**Excerpted records**

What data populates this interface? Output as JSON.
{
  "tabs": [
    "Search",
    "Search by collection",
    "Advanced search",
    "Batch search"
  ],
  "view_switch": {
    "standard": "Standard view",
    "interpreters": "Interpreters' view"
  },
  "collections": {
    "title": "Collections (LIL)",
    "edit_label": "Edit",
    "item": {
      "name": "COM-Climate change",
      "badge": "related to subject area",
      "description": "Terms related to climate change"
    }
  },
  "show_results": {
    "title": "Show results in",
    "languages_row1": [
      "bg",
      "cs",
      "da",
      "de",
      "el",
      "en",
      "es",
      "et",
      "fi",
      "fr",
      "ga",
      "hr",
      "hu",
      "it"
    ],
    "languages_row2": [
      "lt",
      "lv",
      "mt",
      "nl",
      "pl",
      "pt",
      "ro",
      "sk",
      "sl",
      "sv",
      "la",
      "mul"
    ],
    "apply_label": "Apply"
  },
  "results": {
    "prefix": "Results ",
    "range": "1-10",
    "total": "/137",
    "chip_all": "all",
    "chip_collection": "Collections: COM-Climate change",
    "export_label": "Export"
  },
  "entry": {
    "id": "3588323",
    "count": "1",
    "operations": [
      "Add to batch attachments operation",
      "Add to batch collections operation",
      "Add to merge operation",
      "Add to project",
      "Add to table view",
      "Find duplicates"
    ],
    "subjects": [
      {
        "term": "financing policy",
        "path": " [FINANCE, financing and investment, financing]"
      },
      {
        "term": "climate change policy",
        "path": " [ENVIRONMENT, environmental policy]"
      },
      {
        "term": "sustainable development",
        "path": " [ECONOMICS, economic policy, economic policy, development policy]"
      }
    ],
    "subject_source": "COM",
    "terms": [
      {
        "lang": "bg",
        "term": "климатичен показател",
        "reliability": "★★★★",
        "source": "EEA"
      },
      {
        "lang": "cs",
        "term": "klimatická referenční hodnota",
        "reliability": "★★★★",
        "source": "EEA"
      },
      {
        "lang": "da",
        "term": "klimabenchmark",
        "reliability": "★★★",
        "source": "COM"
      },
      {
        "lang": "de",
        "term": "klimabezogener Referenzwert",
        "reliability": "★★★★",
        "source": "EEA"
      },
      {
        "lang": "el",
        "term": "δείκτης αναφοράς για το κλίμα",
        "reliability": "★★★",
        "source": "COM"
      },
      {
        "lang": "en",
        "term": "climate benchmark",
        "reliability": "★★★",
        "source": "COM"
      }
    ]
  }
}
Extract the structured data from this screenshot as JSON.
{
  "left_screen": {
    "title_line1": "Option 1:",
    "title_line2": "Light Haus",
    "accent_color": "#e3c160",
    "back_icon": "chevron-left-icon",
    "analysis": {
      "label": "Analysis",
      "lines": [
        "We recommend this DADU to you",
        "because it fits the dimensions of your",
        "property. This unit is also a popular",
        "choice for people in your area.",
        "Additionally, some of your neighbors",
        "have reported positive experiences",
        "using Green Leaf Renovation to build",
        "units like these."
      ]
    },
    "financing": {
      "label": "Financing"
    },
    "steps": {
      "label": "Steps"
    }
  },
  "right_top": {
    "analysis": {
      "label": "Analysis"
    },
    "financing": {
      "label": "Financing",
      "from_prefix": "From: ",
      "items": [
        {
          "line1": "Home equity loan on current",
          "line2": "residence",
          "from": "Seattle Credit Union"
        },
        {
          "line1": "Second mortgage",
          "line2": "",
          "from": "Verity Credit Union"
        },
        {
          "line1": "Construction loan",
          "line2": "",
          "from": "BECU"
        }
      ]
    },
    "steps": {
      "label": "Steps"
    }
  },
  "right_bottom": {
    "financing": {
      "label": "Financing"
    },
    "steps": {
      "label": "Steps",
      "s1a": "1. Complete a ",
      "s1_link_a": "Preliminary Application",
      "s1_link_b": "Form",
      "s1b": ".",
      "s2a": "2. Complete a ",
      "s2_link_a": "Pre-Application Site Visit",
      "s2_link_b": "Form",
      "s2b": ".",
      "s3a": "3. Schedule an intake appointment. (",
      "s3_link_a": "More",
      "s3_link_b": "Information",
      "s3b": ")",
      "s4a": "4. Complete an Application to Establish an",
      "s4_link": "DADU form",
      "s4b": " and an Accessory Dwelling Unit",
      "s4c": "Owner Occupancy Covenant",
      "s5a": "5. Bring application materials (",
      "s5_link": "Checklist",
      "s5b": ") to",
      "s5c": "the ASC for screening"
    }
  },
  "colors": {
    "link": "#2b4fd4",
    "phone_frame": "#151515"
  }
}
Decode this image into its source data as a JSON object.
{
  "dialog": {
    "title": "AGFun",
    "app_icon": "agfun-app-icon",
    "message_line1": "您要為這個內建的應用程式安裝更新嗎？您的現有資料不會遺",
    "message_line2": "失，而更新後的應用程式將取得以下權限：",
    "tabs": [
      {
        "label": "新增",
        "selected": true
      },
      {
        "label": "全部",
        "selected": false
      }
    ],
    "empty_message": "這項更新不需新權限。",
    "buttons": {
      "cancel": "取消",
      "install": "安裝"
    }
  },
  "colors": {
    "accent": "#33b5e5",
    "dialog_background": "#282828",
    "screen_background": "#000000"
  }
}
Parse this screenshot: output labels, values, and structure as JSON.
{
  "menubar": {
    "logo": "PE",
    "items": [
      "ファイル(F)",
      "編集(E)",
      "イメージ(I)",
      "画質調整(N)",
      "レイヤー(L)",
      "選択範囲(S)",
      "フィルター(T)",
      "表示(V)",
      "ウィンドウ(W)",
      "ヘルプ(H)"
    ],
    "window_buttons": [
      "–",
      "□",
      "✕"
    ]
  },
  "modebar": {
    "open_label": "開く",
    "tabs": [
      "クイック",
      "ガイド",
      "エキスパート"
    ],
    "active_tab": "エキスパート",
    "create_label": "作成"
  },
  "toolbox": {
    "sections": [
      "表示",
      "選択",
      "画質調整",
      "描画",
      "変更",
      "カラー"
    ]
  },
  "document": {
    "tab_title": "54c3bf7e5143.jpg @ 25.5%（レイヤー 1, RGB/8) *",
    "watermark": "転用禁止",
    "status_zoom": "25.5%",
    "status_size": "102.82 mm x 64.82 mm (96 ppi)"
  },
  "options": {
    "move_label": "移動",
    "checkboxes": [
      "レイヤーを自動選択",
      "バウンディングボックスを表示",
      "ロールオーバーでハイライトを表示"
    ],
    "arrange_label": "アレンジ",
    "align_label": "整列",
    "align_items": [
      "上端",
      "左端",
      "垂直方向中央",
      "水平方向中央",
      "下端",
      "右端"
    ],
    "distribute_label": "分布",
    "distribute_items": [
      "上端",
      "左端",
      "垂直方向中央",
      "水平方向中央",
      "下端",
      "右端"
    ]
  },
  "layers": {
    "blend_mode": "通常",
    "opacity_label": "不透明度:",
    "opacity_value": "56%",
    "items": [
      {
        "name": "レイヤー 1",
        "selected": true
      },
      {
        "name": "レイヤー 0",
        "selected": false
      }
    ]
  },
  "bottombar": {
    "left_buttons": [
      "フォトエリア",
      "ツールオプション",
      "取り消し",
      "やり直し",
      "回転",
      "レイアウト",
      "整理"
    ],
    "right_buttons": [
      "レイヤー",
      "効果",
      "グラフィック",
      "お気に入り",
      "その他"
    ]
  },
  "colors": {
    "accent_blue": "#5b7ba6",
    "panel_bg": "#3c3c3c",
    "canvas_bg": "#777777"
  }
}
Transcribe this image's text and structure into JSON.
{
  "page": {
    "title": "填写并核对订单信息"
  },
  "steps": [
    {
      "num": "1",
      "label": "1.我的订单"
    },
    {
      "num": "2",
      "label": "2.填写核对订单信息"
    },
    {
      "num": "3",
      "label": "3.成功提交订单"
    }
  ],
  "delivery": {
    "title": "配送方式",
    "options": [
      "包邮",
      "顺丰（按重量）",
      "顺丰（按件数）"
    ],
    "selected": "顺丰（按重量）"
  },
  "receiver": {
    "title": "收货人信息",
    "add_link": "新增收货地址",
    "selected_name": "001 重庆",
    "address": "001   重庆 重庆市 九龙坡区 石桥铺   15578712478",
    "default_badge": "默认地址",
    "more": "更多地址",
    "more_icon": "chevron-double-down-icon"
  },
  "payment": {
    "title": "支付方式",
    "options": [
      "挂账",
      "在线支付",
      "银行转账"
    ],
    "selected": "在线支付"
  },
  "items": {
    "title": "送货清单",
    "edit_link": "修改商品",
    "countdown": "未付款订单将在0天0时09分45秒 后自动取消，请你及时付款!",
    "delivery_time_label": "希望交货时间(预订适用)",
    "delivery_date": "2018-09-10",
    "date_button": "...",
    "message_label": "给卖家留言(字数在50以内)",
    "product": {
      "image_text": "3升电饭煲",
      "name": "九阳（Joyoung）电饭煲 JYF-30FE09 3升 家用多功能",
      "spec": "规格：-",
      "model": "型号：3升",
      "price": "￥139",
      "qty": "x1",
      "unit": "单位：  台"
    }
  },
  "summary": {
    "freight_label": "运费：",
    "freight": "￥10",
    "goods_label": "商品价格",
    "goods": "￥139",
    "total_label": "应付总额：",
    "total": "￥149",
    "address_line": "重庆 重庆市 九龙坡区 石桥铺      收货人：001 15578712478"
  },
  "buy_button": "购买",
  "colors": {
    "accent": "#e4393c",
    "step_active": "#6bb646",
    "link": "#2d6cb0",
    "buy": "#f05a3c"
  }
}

**Aim of the exercise**
Determine the number of lines in these entries that contain the word "into", and write only that number.

**Solved exercise**
2